AVAILABLE RECORDS:
--*--

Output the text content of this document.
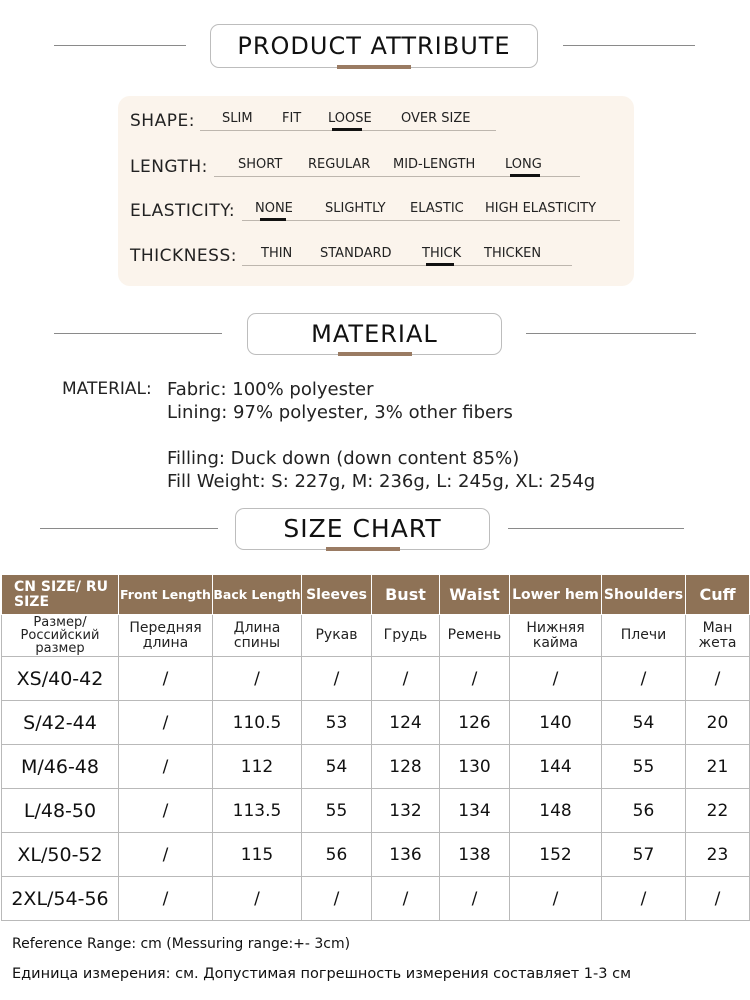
PRODUCT ATTRIBUTE
SHAPE: SLIM FIT LOOSE OVER SIZE
LENGTH: SHORT REGULAR MID-LENGTH LONG
ELASTICITY: NONE SLIGHTLY ELASTIC HIGH ELASTICITY
THICKNESS: THIN STANDARD THICK THICKEN
MATERIAL
MATERIAL: Fabric: 100% polyester
Lining: 97% polyester, 3% other fibers
Filling: Duck down (down content 85%)
Fill Weight: S: 227g, M: 236g, L: 245g, XL: 254g
SIZE CHART
CN SIZE/ RU SIZE	Front Length	Back Length	Sleeves	Bust	Waist	Lower hem	Shoulders	Cuff
Размер/ Российский размер	Передняя длина	Длина спины	Рукав	Грудь	Ремень	Нижняя кайма	Плечи	Ман жета
XS/40-42	/	/	/	/	/	/	/	/
S/42-44	/	110.5	53	124	126	140	54	20
M/46-48	/	112	54	128	130	144	55	21
L/48-50	/	113.5	55	132	134	148	56	22
XL/50-52	/	115	56	136	138	152	57	23
2XL/54-56	/	/	/	/	/	/	/	/
Reference Range: cm (Messuring range:+- 3cm)
Единица измерения: см. Допустимая погрешность измерения составляет 1-3 см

--*--

INSTRUCTIONS TO FOLLOW: The records above must be transcribed exactly. Pictures are left out of the copy.

RESPONSE:
Output the text content of this document.
PRODUCT ATTRIBUTE
SHAPE: SLIM FIT LOOSE OVER SIZE
LENGTH: SHORT REGULAR MID-LENGTH LONG
ELASTICITY: NONE SLIGHTLY ELASTIC HIGH ELASTICITY
THICKNESS: THIN STANDARD THICK THICKEN
MATERIAL
MATERIAL: Fabric: 100% polyester
Lining: 97% polyester, 3% other fibers
Filling: Duck down (down content 85%)
Fill Weight: S: 227g, M: 236g, L: 245g, XL: 254g
SIZE CHART
CN SIZE/ RU SIZE	Front Length	Back Length	Sleeves	Bust	Waist	Lower hem	Shoulders	Cuff
Размер/ Российский размер	Передняя длина	Длина спины	Рукав	Грудь	Ремень	Нижняя кайма	Плечи	Ман жета
XS/40-42	/	/	/	/	/	/	/	/
S/42-44	/	110.5	53	124	126	140	54	20
M/46-48	/	112	54	128	130	144	55	21
L/48-50	/	113.5	55	132	134	148	56	22
XL/50-52	/	115	56	136	138	152	57	23
2XL/54-56	/	/	/	/	/	/	/	/
Reference Range: cm (Messuring range:+- 3cm)
Единица измерения: см. Допустимая погрешность измерения составляет 1-3 см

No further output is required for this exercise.